TASK GOAL → Find every line with the string "Daily" in it, count them, and reply with that count only.

◆ ◆ ◆ ◆

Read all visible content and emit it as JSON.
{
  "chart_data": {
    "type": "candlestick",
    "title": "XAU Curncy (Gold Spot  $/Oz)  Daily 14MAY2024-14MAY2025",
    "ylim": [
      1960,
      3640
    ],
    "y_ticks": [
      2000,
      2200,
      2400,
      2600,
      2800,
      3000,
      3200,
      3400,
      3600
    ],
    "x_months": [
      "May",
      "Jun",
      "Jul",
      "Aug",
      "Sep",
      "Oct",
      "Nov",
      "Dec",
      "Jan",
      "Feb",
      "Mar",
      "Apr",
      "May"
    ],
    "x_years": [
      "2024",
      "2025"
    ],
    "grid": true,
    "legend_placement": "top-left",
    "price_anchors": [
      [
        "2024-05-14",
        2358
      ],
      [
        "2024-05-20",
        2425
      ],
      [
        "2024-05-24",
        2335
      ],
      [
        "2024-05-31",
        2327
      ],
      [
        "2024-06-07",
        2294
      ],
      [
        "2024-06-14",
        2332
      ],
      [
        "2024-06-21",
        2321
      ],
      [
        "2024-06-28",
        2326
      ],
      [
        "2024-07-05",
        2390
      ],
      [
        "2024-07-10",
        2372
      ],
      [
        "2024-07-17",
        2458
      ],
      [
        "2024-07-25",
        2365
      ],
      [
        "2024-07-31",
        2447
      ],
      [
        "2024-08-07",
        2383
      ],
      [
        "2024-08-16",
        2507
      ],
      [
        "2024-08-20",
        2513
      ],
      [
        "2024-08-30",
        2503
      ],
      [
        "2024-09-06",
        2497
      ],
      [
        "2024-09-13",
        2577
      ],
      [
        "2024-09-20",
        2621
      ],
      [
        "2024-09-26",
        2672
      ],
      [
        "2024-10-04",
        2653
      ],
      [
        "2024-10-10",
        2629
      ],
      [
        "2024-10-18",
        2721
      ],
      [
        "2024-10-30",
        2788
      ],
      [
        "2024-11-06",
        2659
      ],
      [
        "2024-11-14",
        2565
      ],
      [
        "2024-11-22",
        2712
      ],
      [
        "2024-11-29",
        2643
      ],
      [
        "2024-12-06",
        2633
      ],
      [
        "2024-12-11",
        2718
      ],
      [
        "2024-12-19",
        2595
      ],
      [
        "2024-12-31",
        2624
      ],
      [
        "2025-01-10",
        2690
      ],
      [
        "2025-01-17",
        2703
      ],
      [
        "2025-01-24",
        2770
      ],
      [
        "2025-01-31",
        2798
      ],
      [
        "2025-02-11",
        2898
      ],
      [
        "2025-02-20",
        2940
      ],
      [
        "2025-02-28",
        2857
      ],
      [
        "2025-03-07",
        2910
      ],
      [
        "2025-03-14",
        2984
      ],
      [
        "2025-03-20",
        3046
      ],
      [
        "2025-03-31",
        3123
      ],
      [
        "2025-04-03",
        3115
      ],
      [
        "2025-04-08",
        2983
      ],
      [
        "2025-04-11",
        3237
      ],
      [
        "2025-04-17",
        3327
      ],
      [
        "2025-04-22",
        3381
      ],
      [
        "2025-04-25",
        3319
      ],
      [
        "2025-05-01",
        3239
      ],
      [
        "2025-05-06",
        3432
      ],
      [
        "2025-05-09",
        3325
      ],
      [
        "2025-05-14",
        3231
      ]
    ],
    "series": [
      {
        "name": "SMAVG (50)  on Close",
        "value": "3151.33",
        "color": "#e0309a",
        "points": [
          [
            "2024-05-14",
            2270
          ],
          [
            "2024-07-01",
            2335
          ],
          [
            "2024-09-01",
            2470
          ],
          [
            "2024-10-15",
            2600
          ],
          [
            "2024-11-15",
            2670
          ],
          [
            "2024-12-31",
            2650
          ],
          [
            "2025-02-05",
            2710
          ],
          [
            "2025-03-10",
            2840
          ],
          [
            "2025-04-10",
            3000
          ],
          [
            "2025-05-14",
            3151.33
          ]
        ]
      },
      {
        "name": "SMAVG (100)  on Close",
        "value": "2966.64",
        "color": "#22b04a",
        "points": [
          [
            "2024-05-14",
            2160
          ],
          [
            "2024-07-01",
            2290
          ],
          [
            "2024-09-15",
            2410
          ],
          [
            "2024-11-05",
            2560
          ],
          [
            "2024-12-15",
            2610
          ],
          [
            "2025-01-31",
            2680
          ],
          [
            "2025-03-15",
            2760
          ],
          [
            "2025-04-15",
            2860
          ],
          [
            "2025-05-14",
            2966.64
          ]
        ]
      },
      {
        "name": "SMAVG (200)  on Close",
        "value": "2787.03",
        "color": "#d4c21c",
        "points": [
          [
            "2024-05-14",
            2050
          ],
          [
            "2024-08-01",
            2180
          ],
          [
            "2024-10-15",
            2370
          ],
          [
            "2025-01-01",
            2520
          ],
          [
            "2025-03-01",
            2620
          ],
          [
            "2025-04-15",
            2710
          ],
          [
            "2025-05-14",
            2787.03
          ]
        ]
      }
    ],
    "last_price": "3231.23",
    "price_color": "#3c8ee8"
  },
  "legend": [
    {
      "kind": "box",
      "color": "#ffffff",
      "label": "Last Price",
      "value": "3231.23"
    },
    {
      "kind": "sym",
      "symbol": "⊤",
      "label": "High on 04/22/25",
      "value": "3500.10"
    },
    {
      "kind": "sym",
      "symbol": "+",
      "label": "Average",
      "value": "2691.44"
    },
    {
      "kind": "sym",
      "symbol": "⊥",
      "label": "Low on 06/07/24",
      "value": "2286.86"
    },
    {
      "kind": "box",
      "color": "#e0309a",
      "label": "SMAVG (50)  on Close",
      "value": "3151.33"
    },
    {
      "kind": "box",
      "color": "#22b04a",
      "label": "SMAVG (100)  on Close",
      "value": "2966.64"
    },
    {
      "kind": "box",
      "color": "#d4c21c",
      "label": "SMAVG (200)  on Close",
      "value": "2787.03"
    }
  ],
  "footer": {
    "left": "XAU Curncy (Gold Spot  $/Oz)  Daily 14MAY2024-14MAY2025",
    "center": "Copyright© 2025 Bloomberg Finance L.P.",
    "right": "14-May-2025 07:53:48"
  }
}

◆ ◆ ◆ ◆

FINAL RESULT → 2